## PROBLEM STATEMENT
Write the records below out again exactly as given, with no images.

Source data
begin
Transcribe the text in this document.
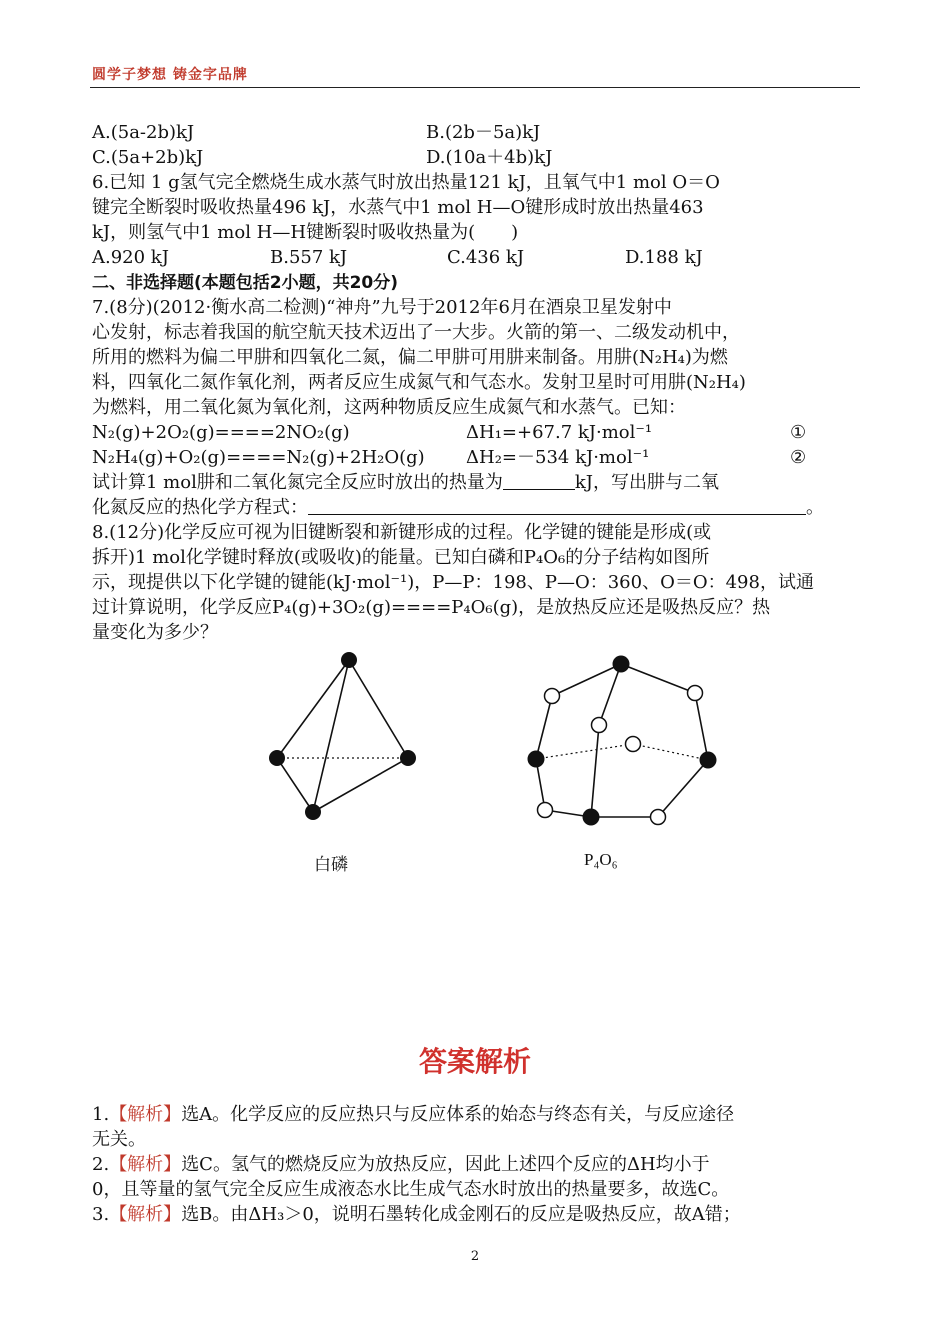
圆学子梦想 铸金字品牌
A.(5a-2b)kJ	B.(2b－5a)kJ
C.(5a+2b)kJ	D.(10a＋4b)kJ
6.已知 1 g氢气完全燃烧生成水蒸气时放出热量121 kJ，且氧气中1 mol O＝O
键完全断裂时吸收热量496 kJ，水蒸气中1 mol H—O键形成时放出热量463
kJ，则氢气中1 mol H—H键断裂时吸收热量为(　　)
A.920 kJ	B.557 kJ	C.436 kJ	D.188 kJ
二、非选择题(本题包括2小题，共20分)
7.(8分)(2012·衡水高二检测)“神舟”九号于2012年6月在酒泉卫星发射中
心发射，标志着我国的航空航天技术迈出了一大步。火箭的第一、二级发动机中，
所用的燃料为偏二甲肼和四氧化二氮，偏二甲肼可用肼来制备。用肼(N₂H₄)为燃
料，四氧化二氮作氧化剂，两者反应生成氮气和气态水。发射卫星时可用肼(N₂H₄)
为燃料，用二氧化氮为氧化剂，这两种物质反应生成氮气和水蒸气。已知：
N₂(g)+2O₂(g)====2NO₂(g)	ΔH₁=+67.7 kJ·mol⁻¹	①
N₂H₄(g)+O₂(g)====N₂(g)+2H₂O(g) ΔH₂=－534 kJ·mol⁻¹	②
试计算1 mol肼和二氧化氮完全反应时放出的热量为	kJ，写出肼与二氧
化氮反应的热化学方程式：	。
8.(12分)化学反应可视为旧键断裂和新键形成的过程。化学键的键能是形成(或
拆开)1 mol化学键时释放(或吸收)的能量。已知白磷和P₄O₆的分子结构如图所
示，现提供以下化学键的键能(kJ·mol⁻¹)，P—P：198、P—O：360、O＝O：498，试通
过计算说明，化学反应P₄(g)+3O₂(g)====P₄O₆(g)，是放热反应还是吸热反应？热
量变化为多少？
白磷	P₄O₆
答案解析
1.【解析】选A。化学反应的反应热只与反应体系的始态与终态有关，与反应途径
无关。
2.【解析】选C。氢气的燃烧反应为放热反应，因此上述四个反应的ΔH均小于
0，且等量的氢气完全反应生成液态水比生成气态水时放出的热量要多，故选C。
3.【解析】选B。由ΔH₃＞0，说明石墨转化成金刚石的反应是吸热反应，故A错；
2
end
## TASK OUTPUT
Transcribe the text in this document.
圆学子梦想 铸金字品牌
A.(5a-2b)kJ	B.(2b－5a)kJ
C.(5a+2b)kJ	D.(10a＋4b)kJ
6.已知 1 g氢气完全燃烧生成水蒸气时放出热量121 kJ，且氧气中1 mol O＝O
键完全断裂时吸收热量496 kJ，水蒸气中1 mol H—O键形成时放出热量463
kJ，则氢气中1 mol H—H键断裂时吸收热量为(　　)
A.920 kJ	B.557 kJ	C.436 kJ	D.188 kJ
二、非选择题(本题包括2小题，共20分)
7.(8分)(2012·衡水高二检测)“神舟”九号于2012年6月在酒泉卫星发射中
心发射，标志着我国的航空航天技术迈出了一大步。火箭的第一、二级发动机中，
所用的燃料为偏二甲肼和四氧化二氮，偏二甲肼可用肼来制备。用肼(N₂H₄)为燃
料，四氧化二氮作氧化剂，两者反应生成氮气和气态水。发射卫星时可用肼(N₂H₄)
为燃料，用二氧化氮为氧化剂，这两种物质反应生成氮气和水蒸气。已知：
N₂(g)+2O₂(g)====2NO₂(g)	ΔH₁=+67.7 kJ·mol⁻¹	①
N₂H₄(g)+O₂(g)====N₂(g)+2H₂O(g) ΔH₂=－534 kJ·mol⁻¹	②
试计算1 mol肼和二氧化氮完全反应时放出的热量为	kJ，写出肼与二氧
化氮反应的热化学方程式：	。
8.(12分)化学反应可视为旧键断裂和新键形成的过程。化学键的键能是形成(或
拆开)1 mol化学键时释放(或吸收)的能量。已知白磷和P₄O₆的分子结构如图所
示，现提供以下化学键的键能(kJ·mol⁻¹)，P—P：198、P—O：360、O＝O：498，试通
过计算说明，化学反应P₄(g)+3O₂(g)====P₄O₆(g)，是放热反应还是吸热反应？热
量变化为多少？
白磷	P₄O₆
答案解析
1.【解析】选A。化学反应的反应热只与反应体系的始态与终态有关，与反应途径
无关。
2.【解析】选C。氢气的燃烧反应为放热反应，因此上述四个反应的ΔH均小于
0，且等量的氢气完全反应生成液态水比生成气态水时放出的热量要多，故选C。
3.【解析】选B。由ΔH₃＞0，说明石墨转化成金刚石的反应是吸热反应，故A错；
2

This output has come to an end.